[start of Records shown]

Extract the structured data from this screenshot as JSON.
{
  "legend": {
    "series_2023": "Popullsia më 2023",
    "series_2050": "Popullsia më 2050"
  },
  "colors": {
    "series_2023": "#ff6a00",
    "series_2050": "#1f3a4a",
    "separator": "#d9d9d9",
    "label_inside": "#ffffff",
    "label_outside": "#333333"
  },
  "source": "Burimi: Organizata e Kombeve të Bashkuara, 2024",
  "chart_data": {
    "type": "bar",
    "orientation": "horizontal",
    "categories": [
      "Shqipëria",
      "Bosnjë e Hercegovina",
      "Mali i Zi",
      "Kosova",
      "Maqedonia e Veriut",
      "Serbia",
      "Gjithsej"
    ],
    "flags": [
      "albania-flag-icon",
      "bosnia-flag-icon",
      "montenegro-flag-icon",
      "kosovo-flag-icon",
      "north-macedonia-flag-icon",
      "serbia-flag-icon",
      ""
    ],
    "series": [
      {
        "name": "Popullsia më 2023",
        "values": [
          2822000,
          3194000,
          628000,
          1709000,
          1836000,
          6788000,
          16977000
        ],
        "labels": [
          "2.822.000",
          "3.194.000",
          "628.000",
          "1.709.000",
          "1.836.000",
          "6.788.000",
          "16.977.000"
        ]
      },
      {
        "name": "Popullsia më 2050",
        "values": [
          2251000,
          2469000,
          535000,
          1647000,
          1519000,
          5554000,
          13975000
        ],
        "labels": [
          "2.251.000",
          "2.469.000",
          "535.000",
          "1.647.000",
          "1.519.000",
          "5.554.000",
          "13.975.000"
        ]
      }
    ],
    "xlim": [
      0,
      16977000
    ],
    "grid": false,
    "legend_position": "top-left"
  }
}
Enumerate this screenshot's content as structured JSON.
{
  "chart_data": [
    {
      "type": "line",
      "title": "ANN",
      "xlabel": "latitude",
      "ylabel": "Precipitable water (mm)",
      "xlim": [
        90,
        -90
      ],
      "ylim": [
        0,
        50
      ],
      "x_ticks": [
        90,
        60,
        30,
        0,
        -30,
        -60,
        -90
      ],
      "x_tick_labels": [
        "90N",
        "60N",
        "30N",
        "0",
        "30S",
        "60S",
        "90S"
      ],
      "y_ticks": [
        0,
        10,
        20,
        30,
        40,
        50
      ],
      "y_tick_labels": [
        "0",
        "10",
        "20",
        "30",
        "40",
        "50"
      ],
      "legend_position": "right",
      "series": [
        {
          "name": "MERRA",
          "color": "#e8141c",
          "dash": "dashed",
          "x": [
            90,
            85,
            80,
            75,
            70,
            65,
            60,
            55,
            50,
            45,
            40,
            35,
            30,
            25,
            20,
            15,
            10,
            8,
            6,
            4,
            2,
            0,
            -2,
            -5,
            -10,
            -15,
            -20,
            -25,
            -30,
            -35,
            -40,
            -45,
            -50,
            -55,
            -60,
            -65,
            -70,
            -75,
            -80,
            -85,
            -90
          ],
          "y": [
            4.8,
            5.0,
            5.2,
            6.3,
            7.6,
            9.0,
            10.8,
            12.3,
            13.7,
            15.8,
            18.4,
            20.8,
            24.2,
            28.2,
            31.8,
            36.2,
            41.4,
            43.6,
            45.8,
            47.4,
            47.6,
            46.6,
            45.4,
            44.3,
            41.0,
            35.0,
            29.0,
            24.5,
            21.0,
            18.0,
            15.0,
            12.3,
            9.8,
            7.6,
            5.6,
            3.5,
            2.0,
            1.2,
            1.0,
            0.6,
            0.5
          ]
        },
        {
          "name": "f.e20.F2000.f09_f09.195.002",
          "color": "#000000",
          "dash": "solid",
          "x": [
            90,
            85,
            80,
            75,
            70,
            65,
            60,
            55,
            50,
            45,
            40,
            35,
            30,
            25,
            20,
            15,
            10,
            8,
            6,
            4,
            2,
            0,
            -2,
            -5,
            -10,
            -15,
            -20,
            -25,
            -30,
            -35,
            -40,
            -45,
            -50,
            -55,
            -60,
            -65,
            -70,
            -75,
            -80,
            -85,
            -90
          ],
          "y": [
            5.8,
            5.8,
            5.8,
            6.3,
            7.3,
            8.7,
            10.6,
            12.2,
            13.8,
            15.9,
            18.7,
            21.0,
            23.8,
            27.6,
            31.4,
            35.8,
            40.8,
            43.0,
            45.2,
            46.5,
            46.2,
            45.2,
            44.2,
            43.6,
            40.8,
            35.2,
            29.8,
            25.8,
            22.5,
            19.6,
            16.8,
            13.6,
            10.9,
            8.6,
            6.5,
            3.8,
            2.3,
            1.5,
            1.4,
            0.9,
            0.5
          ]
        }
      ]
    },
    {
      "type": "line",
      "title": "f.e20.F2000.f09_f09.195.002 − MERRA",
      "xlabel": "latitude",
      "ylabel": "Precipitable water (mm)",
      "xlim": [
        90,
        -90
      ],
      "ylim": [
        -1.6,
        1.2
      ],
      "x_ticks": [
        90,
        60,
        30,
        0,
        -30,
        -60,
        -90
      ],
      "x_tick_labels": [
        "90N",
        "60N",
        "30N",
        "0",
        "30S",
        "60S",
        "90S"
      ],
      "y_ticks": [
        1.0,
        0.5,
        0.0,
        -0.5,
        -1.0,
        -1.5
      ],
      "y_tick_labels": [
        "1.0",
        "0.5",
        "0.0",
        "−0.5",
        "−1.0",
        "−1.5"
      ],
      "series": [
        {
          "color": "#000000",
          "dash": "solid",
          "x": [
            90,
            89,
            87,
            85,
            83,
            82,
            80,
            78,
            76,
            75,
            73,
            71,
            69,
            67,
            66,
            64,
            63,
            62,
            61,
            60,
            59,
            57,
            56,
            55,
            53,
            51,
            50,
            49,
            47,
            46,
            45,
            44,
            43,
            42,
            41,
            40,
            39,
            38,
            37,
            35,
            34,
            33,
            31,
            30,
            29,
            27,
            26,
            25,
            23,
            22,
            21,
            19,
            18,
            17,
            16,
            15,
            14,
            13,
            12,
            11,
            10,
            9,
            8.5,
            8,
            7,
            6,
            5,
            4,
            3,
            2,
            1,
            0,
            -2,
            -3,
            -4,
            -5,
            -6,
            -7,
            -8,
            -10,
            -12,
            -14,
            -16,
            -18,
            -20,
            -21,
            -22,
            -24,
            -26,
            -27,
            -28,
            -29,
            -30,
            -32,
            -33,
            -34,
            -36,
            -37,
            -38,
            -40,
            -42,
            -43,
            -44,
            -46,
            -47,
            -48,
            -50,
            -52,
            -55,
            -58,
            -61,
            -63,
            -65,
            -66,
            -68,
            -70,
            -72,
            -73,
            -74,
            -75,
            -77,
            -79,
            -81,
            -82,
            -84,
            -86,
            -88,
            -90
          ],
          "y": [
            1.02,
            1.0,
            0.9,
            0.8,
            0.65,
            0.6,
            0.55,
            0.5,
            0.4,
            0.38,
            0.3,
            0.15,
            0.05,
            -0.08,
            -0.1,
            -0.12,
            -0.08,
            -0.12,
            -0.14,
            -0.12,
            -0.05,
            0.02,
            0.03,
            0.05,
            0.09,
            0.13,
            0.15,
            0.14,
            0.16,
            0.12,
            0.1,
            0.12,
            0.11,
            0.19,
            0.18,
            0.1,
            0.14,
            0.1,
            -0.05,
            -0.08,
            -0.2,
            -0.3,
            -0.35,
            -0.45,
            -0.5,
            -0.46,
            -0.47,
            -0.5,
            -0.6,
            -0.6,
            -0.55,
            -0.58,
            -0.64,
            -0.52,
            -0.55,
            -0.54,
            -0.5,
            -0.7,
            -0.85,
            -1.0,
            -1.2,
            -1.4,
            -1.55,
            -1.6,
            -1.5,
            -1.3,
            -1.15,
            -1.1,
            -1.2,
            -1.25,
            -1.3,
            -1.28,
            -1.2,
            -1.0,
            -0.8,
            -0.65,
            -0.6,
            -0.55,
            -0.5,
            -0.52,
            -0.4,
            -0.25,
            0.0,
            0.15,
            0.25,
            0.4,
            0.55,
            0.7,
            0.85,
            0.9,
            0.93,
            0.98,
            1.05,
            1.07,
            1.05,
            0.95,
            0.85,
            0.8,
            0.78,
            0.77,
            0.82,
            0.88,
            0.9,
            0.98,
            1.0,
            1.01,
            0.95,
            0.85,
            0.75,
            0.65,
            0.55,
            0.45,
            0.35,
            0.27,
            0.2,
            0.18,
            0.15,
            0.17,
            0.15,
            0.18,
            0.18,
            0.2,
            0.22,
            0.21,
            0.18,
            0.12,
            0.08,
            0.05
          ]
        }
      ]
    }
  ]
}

[end of Records shown]

## Short task
Find all lines holding the string "this" and copy them.

## Full solution
Extract the structured data from this screenshot as JSON.
Enumerate this screenshot's content as structured JSON.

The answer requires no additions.